> _WHAT NEEDS TO BE DONE_: Extract every entry word for word. Skip the pictures.

> _DATA SUPPLIED_:
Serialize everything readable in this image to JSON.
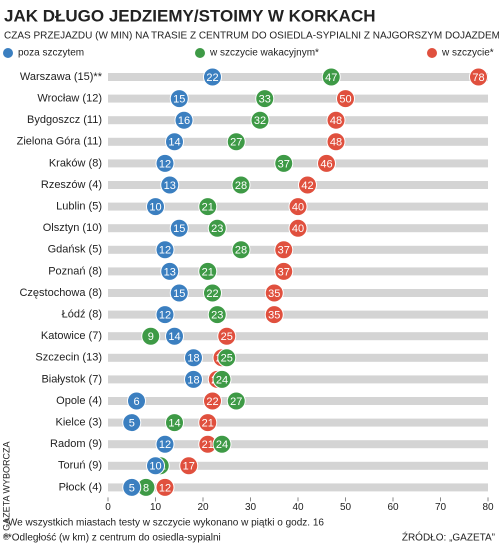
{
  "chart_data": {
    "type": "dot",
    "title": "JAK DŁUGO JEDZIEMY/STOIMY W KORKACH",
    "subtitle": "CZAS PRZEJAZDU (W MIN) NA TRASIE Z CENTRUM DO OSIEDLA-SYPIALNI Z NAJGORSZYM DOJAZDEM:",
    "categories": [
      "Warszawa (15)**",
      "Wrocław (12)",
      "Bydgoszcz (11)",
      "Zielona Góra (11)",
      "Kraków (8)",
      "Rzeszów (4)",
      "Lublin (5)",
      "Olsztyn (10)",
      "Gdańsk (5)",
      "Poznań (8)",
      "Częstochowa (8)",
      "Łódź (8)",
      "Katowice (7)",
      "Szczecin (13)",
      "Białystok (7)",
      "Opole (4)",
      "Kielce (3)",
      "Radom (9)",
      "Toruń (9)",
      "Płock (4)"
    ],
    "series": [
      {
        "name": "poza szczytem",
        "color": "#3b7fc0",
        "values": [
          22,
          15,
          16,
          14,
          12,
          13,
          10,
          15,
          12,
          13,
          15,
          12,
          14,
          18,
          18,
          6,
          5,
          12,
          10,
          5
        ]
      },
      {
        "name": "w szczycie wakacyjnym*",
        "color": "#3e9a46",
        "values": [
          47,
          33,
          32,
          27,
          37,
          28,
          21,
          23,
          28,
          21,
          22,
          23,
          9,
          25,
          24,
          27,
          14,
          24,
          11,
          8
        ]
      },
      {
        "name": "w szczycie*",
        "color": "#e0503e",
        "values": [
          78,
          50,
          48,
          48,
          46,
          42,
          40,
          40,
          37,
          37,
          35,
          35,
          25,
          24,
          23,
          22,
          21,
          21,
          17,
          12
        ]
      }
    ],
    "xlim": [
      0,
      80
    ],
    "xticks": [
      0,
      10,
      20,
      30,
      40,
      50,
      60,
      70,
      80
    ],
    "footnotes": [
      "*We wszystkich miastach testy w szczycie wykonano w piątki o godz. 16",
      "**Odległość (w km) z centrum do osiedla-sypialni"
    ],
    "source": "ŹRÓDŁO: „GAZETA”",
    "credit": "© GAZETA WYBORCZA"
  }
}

> _RESULT BELOW_:
Serialize everything readable in this image to JSON.
{
  "chart_data": {
    "type": "dot",
    "title": "JAK DŁUGO JEDZIEMY/STOIMY W KORKACH",
    "subtitle": "CZAS PRZEJAZDU (W MIN) NA TRASIE Z CENTRUM DO OSIEDLA-SYPIALNI Z NAJGORSZYM DOJAZDEM:",
    "categories": [
      "Warszawa (15)**",
      "Wrocław (12)",
      "Bydgoszcz (11)",
      "Zielona Góra (11)",
      "Kraków (8)",
      "Rzeszów (4)",
      "Lublin (5)",
      "Olsztyn (10)",
      "Gdańsk (5)",
      "Poznań (8)",
      "Częstochowa (8)",
      "Łódź (8)",
      "Katowice (7)",
      "Szczecin (13)",
      "Białystok (7)",
      "Opole (4)",
      "Kielce (3)",
      "Radom (9)",
      "Toruń (9)",
      "Płock (4)"
    ],
    "series": [
      {
        "name": "poza szczytem",
        "color": "#3b7fc0",
        "values": [
          22,
          15,
          16,
          14,
          12,
          13,
          10,
          15,
          12,
          13,
          15,
          12,
          14,
          18,
          18,
          6,
          5,
          12,
          10,
          5
        ]
      },
      {
        "name": "w szczycie wakacyjnym*",
        "color": "#3e9a46",
        "values": [
          47,
          33,
          32,
          27,
          37,
          28,
          21,
          23,
          28,
          21,
          22,
          23,
          9,
          25,
          24,
          27,
          14,
          24,
          11,
          8
        ]
      },
      {
        "name": "w szczycie*",
        "color": "#e0503e",
        "values": [
          78,
          50,
          48,
          48,
          46,
          42,
          40,
          40,
          37,
          37,
          35,
          35,
          25,
          24,
          23,
          22,
          21,
          21,
          17,
          12
        ]
      }
    ],
    "xlim": [
      0,
      80
    ],
    "xticks": [
      0,
      10,
      20,
      30,
      40,
      50,
      60,
      70,
      80
    ],
    "footnotes": [
      "*We wszystkich miastach testy w szczycie wykonano w piątki o godz. 16",
      "**Odległość (w km) z centrum do osiedla-sypialni"
    ],
    "source": "ŹRÓDŁO: „GAZETA”",
    "credit": "© GAZETA WYBORCZA"
  }
}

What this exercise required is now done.